Copy out every line that contains "file".
=====
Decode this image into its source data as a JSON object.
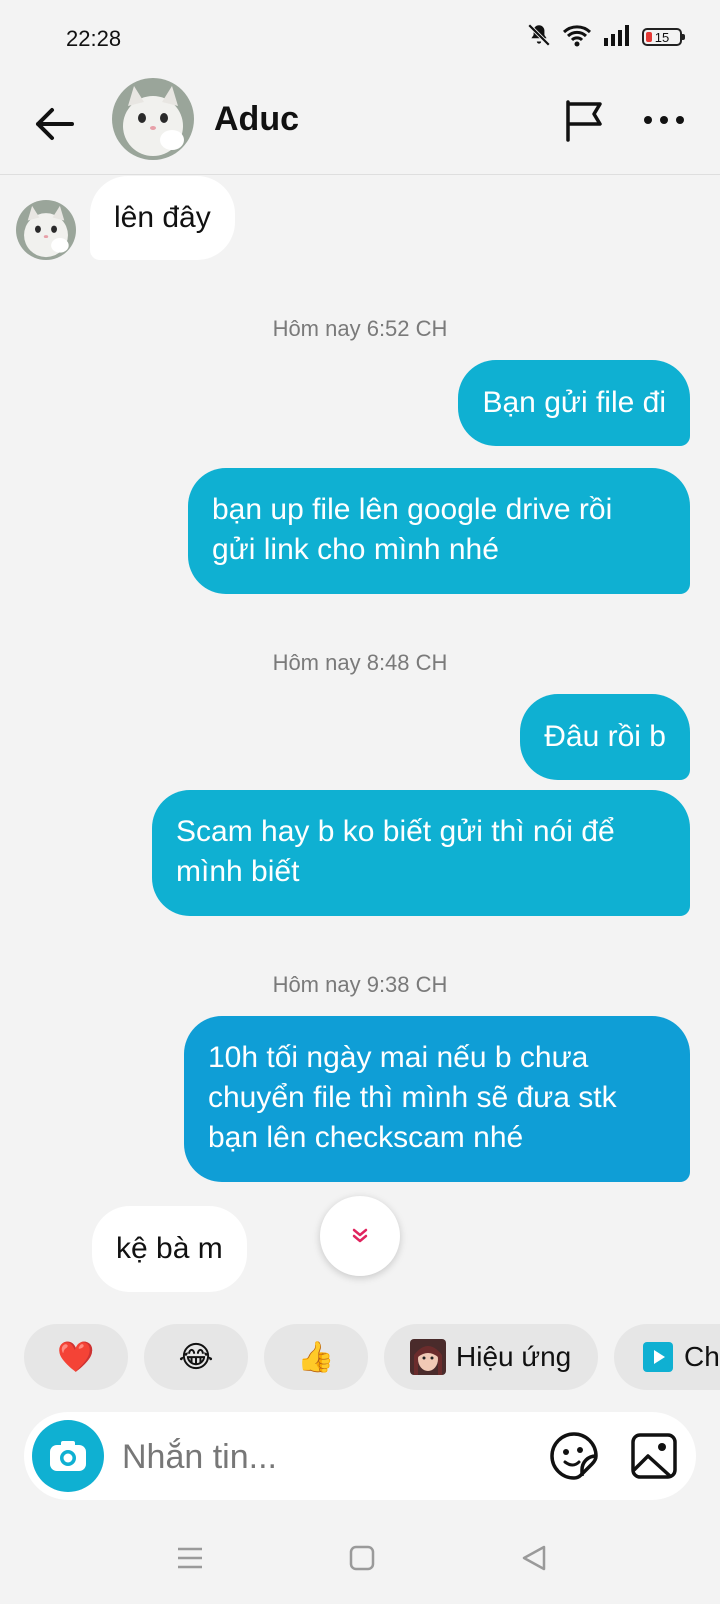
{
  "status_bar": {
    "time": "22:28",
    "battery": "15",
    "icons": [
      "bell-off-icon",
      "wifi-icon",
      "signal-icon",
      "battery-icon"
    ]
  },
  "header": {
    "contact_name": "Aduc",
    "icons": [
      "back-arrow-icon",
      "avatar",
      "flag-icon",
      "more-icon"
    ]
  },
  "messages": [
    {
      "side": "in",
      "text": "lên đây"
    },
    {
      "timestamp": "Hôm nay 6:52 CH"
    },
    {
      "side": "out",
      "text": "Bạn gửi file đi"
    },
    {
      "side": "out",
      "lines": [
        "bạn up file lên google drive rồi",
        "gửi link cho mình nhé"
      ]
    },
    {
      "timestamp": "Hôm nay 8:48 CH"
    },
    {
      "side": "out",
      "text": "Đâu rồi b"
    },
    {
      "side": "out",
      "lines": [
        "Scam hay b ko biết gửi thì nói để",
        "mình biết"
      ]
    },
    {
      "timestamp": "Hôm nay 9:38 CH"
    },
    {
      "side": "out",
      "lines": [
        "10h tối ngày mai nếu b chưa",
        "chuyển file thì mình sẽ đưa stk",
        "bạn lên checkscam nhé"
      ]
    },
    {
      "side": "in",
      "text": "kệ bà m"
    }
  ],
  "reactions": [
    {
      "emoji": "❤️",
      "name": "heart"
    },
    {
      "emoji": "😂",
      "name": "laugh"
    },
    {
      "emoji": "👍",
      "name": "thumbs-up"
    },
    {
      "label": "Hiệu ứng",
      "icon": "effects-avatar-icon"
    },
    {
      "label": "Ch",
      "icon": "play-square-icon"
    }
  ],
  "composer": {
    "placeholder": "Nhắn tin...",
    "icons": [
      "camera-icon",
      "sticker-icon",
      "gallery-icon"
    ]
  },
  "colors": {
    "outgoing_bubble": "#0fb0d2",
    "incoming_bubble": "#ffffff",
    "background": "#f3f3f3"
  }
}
=====
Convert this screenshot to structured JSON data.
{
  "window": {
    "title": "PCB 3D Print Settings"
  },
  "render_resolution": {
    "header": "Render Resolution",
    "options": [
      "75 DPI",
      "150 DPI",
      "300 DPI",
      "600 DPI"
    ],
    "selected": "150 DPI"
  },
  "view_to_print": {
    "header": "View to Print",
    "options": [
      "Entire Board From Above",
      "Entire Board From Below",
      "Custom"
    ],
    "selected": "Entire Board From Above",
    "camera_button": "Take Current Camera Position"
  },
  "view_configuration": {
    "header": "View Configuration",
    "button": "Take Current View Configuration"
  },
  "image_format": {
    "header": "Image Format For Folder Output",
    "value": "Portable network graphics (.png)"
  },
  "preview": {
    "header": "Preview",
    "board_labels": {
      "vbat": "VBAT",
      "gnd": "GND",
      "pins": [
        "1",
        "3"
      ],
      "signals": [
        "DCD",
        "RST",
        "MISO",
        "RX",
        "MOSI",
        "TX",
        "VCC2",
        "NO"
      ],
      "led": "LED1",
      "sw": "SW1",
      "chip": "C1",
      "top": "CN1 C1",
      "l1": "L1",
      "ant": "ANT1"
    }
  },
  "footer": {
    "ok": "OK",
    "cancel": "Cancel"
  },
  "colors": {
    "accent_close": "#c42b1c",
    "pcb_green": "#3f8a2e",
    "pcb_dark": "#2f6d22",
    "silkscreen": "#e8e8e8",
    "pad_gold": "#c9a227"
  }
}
=====
Reply:
      "text": "Bạn gửi file đi"
        "bạn up file lên google drive rồi",
        "chuyển file thì mình sẽ đưa stk",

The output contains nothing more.